▸ **Provided records**:

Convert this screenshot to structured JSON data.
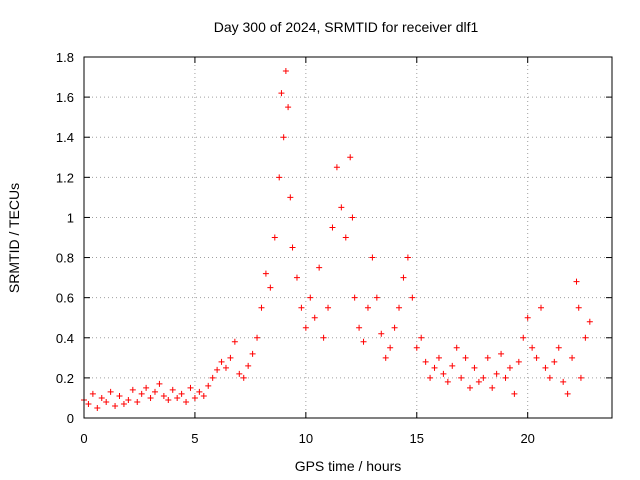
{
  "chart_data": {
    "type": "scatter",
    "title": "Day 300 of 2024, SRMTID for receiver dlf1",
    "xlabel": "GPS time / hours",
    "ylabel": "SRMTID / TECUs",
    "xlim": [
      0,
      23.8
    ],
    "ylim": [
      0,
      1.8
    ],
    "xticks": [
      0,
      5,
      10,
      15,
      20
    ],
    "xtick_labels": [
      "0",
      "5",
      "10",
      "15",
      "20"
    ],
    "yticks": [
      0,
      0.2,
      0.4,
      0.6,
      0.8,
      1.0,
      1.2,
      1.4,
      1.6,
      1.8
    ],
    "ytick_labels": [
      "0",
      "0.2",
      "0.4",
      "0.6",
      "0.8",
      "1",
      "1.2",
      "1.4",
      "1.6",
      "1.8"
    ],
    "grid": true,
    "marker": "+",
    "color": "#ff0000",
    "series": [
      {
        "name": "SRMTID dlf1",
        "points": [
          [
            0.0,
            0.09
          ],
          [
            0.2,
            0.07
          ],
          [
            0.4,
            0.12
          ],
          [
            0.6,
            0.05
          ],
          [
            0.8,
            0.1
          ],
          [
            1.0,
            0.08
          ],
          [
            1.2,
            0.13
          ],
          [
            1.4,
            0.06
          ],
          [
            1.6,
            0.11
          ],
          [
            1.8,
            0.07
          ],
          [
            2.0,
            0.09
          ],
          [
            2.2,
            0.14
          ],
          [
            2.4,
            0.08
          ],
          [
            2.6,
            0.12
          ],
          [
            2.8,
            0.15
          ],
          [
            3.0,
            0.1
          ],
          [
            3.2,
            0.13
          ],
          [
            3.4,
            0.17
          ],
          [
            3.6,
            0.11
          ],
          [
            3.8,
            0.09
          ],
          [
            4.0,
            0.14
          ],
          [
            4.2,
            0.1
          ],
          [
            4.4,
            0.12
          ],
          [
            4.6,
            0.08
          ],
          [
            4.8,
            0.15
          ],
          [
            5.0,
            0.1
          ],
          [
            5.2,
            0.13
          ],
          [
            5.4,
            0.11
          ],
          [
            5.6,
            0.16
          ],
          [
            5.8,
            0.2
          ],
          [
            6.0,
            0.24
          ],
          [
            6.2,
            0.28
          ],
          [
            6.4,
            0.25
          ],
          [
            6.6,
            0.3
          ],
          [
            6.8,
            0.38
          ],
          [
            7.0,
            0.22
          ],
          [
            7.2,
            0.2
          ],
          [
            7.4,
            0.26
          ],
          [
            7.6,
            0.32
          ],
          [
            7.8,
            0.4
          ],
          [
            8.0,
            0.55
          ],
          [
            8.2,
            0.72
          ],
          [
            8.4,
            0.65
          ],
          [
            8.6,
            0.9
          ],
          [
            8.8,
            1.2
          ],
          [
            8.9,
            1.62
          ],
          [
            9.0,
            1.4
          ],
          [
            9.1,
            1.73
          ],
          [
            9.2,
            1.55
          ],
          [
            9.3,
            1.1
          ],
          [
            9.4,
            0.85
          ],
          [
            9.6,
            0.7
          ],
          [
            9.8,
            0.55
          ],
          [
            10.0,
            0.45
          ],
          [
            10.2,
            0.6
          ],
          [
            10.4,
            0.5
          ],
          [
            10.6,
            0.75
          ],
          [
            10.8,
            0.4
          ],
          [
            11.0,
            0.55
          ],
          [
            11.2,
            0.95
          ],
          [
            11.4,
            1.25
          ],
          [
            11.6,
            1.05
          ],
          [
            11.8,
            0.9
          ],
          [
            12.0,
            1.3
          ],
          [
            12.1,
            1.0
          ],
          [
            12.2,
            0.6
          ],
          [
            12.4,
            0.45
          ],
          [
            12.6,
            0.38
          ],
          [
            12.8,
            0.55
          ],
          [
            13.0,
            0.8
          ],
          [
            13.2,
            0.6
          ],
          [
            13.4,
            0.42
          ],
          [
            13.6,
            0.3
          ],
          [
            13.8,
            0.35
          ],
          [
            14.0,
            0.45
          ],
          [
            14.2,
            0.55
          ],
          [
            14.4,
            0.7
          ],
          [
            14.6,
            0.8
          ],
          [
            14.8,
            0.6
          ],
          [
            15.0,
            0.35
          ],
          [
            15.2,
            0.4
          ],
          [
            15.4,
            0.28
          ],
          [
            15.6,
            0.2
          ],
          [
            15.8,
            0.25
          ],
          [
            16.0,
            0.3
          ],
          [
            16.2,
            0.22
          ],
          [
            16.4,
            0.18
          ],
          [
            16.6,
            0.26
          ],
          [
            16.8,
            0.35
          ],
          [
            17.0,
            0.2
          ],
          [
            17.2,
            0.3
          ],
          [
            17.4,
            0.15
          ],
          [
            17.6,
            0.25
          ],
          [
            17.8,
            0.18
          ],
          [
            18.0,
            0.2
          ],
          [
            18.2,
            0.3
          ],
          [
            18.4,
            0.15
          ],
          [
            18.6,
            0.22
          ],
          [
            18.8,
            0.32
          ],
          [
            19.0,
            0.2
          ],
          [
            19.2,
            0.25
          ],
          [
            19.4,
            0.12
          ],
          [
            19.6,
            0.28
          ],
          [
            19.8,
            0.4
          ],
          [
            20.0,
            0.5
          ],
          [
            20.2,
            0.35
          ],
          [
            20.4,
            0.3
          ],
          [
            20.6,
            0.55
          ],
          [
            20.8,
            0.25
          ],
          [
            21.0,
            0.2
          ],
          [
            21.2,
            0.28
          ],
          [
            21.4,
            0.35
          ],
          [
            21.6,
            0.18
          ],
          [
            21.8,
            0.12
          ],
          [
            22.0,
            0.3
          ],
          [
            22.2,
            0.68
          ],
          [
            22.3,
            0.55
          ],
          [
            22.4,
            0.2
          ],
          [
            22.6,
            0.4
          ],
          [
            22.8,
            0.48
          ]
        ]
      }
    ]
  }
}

▸ **What to work on**: Go through the material above and print all of it exactly, except the pictures.

▸ **Expected answer**:
Convert this screenshot to structured JSON data.
{
  "chart_data": {
    "type": "scatter",
    "title": "Day 300 of 2024, SRMTID for receiver dlf1",
    "xlabel": "GPS time / hours",
    "ylabel": "SRMTID / TECUs",
    "xlim": [
      0,
      23.8
    ],
    "ylim": [
      0,
      1.8
    ],
    "xticks": [
      0,
      5,
      10,
      15,
      20
    ],
    "xtick_labels": [
      "0",
      "5",
      "10",
      "15",
      "20"
    ],
    "yticks": [
      0,
      0.2,
      0.4,
      0.6,
      0.8,
      1.0,
      1.2,
      1.4,
      1.6,
      1.8
    ],
    "ytick_labels": [
      "0",
      "0.2",
      "0.4",
      "0.6",
      "0.8",
      "1",
      "1.2",
      "1.4",
      "1.6",
      "1.8"
    ],
    "grid": true,
    "marker": "+",
    "color": "#ff0000",
    "series": [
      {
        "name": "SRMTID dlf1",
        "points": [
          [
            0.0,
            0.09
          ],
          [
            0.2,
            0.07
          ],
          [
            0.4,
            0.12
          ],
          [
            0.6,
            0.05
          ],
          [
            0.8,
            0.1
          ],
          [
            1.0,
            0.08
          ],
          [
            1.2,
            0.13
          ],
          [
            1.4,
            0.06
          ],
          [
            1.6,
            0.11
          ],
          [
            1.8,
            0.07
          ],
          [
            2.0,
            0.09
          ],
          [
            2.2,
            0.14
          ],
          [
            2.4,
            0.08
          ],
          [
            2.6,
            0.12
          ],
          [
            2.8,
            0.15
          ],
          [
            3.0,
            0.1
          ],
          [
            3.2,
            0.13
          ],
          [
            3.4,
            0.17
          ],
          [
            3.6,
            0.11
          ],
          [
            3.8,
            0.09
          ],
          [
            4.0,
            0.14
          ],
          [
            4.2,
            0.1
          ],
          [
            4.4,
            0.12
          ],
          [
            4.6,
            0.08
          ],
          [
            4.8,
            0.15
          ],
          [
            5.0,
            0.1
          ],
          [
            5.2,
            0.13
          ],
          [
            5.4,
            0.11
          ],
          [
            5.6,
            0.16
          ],
          [
            5.8,
            0.2
          ],
          [
            6.0,
            0.24
          ],
          [
            6.2,
            0.28
          ],
          [
            6.4,
            0.25
          ],
          [
            6.6,
            0.3
          ],
          [
            6.8,
            0.38
          ],
          [
            7.0,
            0.22
          ],
          [
            7.2,
            0.2
          ],
          [
            7.4,
            0.26
          ],
          [
            7.6,
            0.32
          ],
          [
            7.8,
            0.4
          ],
          [
            8.0,
            0.55
          ],
          [
            8.2,
            0.72
          ],
          [
            8.4,
            0.65
          ],
          [
            8.6,
            0.9
          ],
          [
            8.8,
            1.2
          ],
          [
            8.9,
            1.62
          ],
          [
            9.0,
            1.4
          ],
          [
            9.1,
            1.73
          ],
          [
            9.2,
            1.55
          ],
          [
            9.3,
            1.1
          ],
          [
            9.4,
            0.85
          ],
          [
            9.6,
            0.7
          ],
          [
            9.8,
            0.55
          ],
          [
            10.0,
            0.45
          ],
          [
            10.2,
            0.6
          ],
          [
            10.4,
            0.5
          ],
          [
            10.6,
            0.75
          ],
          [
            10.8,
            0.4
          ],
          [
            11.0,
            0.55
          ],
          [
            11.2,
            0.95
          ],
          [
            11.4,
            1.25
          ],
          [
            11.6,
            1.05
          ],
          [
            11.8,
            0.9
          ],
          [
            12.0,
            1.3
          ],
          [
            12.1,
            1.0
          ],
          [
            12.2,
            0.6
          ],
          [
            12.4,
            0.45
          ],
          [
            12.6,
            0.38
          ],
          [
            12.8,
            0.55
          ],
          [
            13.0,
            0.8
          ],
          [
            13.2,
            0.6
          ],
          [
            13.4,
            0.42
          ],
          [
            13.6,
            0.3
          ],
          [
            13.8,
            0.35
          ],
          [
            14.0,
            0.45
          ],
          [
            14.2,
            0.55
          ],
          [
            14.4,
            0.7
          ],
          [
            14.6,
            0.8
          ],
          [
            14.8,
            0.6
          ],
          [
            15.0,
            0.35
          ],
          [
            15.2,
            0.4
          ],
          [
            15.4,
            0.28
          ],
          [
            15.6,
            0.2
          ],
          [
            15.8,
            0.25
          ],
          [
            16.0,
            0.3
          ],
          [
            16.2,
            0.22
          ],
          [
            16.4,
            0.18
          ],
          [
            16.6,
            0.26
          ],
          [
            16.8,
            0.35
          ],
          [
            17.0,
            0.2
          ],
          [
            17.2,
            0.3
          ],
          [
            17.4,
            0.15
          ],
          [
            17.6,
            0.25
          ],
          [
            17.8,
            0.18
          ],
          [
            18.0,
            0.2
          ],
          [
            18.2,
            0.3
          ],
          [
            18.4,
            0.15
          ],
          [
            18.6,
            0.22
          ],
          [
            18.8,
            0.32
          ],
          [
            19.0,
            0.2
          ],
          [
            19.2,
            0.25
          ],
          [
            19.4,
            0.12
          ],
          [
            19.6,
            0.28
          ],
          [
            19.8,
            0.4
          ],
          [
            20.0,
            0.5
          ],
          [
            20.2,
            0.35
          ],
          [
            20.4,
            0.3
          ],
          [
            20.6,
            0.55
          ],
          [
            20.8,
            0.25
          ],
          [
            21.0,
            0.2
          ],
          [
            21.2,
            0.28
          ],
          [
            21.4,
            0.35
          ],
          [
            21.6,
            0.18
          ],
          [
            21.8,
            0.12
          ],
          [
            22.0,
            0.3
          ],
          [
            22.2,
            0.68
          ],
          [
            22.3,
            0.55
          ],
          [
            22.4,
            0.2
          ],
          [
            22.6,
            0.4
          ],
          [
            22.8,
            0.48
          ]
        ]
      }
    ]
  }
}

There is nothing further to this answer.